### TEXT TO READ
[start]
In these Articles, save where the context requires otherwise:

 

  (a)

words importing the singular number shall include the plural number and vice versa;

 

  (b)

words importing the masculine gender only shall include the feminine gender and any Person as the context may require;

 

  (c)

the word “may” shall be construed as permissive and the word “shall” shall be construed as imperative;

 

  (d)

reference to a dollar or dollars (or US$) and to a cent or cents is reference to dollars and cents of the United States of America;

 

  (e)

reference to a statutory enactment shall include reference to any amendment or re-enactment thereof for the time being in force;

 

  (f)

reference to any determination by the Directors shall be construed as a determination by the Directors in their sole and absolute discretion and shall be applicable either generally or in any particular case;

 

  (g)

reference to “in writing” shall be construed as written or represented by any means reproducible in writing, including any form of print, lithograph, email, facsimile, photograph or telex or represented by any other substitute or format for storage or transmission for writing including in the form of an electronic record or partly one and partly another;

 

  (h)

any requirements as to delivery under the Articles include delivery in the form of an electronic record or an electronic communication;

 

  (i)

any requirements as to execution or signature under the Articles, including the execution of the Articles themselves, can be satisfied in the form of an electronic signature as defined in the Electronic Transaction Law; and

 

  (j)

Sections 8 and 19(3) of the Electronic Transactions Law shall not apply.

 

3.

Subject to the last two preceding Articles, any words defined in the Companies Law shall, if not inconsistent with the subject or context, bear the same meaning in these Articles.

PRELIMINARY

 

4.

The business of the Company may be conducted as the Directors see fit.

 

5.

The Registered Office shall be at such address in the Cayman Islands as the Directors may from time to time determine. The Company may in addition establish and maintain such other offices and places of business and agencies in such places as the Directors may from time to time determine.

 

6.

The expenses incurred in the formation of the Company and in connection with the offer for subscription and issue of Shares shall be paid by the Company. Such expenses may be amortised over such period as the Directors may determine and the amount so paid shall be charged against income and/or capital in the accounts of the Company as the Directors shall determine.

 

5


7.

The Directors shall keep, or cause to be kept, the Register at such place as the Directors may from time to time determine and, in the absence of any such determination, the Register shall be kept at the Registered Office.

SHARES

 

8.

Subject to these Articles, all Shares for the time being unissued shall be under the control of the Directors who may, in their absolute discretion and without the approval of the Members, cause the Company to:

 

  (a)

issue, allot and dispose of Shares (including, without limitation, preferred shares) (whether in certificated form or non-certificated form) to such Persons, in such manner, on such terms and having such rights and being subject to such restrictions as they may from time to time determine;

 

  (b)

grant rights over Shares or other securities to be issued in one or more classes or series as they deem necessary or appropriate and determine the designations, powers, preferences, privileges and other rights attaching to such Shares or securities, including dividend rights, voting rights, conversion rights, terms of redemption and liquidation preferences, any or all of which may be greater than the powers, preferences, privileges and rights associated with the then issued and outstanding Shares, at such times and on such other terms as they think proper; and

 

  (c)

grant options with respect to Shares and issue warrants or similar instruments with respect thereto.
[end]
### DATA SHOWN
[start]
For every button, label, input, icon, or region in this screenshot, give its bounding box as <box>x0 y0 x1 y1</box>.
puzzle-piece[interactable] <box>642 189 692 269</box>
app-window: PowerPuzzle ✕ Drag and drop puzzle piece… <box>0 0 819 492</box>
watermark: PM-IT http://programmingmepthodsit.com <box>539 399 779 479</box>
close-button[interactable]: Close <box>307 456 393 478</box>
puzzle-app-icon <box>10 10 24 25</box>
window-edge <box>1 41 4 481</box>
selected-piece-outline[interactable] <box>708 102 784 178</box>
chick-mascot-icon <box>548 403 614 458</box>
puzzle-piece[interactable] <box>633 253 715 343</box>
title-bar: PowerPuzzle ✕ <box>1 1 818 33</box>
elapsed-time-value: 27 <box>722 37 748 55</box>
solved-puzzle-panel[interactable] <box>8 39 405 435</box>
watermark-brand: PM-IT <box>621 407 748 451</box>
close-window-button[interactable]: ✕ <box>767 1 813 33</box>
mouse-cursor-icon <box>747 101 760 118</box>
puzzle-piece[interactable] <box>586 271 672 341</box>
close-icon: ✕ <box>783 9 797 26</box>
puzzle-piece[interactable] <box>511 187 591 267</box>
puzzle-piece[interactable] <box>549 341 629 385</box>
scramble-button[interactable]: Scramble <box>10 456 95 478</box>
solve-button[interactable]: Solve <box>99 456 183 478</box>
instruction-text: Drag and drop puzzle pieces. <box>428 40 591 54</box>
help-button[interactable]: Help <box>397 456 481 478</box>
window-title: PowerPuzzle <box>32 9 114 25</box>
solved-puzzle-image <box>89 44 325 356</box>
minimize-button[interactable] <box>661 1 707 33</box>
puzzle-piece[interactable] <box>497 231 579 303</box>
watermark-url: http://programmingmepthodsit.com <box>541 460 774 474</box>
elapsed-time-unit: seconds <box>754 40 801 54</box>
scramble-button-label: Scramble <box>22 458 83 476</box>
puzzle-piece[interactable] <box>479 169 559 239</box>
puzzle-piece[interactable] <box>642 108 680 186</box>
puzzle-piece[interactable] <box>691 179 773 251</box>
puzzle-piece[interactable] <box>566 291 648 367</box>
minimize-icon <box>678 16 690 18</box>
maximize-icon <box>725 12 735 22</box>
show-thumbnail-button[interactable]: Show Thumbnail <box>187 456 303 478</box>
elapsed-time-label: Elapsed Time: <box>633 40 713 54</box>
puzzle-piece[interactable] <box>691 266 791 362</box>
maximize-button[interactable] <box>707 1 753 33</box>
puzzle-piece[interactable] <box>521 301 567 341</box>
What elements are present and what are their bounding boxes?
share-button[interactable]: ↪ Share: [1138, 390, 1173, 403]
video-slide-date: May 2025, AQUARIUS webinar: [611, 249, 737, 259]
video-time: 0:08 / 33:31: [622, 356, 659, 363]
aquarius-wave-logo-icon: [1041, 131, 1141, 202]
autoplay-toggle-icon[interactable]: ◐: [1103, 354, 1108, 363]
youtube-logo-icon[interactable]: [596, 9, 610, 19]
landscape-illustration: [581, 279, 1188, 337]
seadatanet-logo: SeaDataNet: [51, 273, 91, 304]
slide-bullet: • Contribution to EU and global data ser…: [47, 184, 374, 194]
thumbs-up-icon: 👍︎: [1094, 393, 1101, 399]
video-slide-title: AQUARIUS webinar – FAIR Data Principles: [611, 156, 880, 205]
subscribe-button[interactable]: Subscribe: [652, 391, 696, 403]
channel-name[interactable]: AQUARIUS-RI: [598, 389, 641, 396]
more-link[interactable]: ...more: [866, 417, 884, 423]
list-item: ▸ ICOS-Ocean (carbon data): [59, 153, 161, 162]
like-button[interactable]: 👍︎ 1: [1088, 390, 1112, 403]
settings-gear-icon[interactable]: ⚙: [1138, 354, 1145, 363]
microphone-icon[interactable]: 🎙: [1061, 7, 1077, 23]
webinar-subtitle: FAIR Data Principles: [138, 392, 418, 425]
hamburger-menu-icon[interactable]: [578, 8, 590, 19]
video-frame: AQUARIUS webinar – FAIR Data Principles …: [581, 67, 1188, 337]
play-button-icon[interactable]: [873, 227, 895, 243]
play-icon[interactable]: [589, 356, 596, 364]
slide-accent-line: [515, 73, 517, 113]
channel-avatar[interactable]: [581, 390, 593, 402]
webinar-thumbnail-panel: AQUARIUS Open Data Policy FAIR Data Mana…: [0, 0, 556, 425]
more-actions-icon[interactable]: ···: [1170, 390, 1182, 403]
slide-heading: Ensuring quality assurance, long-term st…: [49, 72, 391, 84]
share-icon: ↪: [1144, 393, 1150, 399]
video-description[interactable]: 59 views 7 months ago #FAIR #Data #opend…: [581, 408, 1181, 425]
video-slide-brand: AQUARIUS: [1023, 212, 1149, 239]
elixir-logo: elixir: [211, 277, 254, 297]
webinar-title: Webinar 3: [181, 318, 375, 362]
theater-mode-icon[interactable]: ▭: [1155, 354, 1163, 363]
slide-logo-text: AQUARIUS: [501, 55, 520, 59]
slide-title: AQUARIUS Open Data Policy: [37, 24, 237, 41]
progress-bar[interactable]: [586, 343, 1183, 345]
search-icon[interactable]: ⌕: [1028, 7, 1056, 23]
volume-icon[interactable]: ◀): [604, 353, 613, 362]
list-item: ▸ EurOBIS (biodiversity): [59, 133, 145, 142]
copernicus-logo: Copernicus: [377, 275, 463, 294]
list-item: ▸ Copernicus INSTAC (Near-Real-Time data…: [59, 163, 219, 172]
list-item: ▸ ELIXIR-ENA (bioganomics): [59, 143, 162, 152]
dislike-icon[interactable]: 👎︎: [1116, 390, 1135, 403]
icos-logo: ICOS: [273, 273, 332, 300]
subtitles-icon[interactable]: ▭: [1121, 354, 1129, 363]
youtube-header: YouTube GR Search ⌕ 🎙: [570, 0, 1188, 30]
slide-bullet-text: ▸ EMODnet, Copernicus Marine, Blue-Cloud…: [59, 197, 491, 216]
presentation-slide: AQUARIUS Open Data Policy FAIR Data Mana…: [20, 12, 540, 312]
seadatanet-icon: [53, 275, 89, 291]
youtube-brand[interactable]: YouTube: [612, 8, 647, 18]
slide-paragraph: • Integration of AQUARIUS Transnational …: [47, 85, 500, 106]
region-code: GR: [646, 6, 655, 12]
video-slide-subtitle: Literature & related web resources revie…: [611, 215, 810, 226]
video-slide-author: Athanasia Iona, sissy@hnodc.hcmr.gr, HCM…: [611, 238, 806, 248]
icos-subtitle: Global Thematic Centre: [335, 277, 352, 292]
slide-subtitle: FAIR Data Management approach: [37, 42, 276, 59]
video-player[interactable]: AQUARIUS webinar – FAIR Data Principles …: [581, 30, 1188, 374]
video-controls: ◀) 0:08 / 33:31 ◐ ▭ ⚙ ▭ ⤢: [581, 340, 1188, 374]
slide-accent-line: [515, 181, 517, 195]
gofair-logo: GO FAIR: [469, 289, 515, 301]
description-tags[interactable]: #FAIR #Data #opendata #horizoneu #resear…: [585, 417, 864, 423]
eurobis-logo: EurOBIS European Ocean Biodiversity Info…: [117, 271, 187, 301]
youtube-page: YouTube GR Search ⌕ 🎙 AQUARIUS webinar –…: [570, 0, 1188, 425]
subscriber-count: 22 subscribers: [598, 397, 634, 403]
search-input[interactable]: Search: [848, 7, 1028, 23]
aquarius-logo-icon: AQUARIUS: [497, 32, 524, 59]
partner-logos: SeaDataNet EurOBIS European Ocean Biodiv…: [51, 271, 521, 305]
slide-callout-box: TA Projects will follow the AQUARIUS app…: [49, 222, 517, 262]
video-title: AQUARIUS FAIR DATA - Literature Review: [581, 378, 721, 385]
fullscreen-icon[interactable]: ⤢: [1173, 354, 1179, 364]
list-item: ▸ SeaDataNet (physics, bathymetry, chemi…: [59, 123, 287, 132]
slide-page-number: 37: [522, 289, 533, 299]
[end]
### TASKS TO COMPLETE
1. From the company articles, output the passage starting at "The Registered Office shall" and ending at "Directors shall determine.", copied word for word.
2. In the company articles, where must the Register be kept if the Directors have not decided on a place for it?

### RESPONSES PER TASK
1.
The Registered Office shall be at such address in the Cayman Islands as the Directors may from time to time determine. The Company may in addition establish and maintain such other offices and places of business and agencies in such places as the Directors may from time to time determine.

 

6.

The expenses incurred in the formation of the Company and in connection with the offer for subscription and issue of Shares shall be paid by the Company. Such expenses may be amortised over such period as the Directors may determine and the amount so paid shall be charged against income and/or capital in the accounts of the Company as the Directors shall determine.

2. At the Registered Office.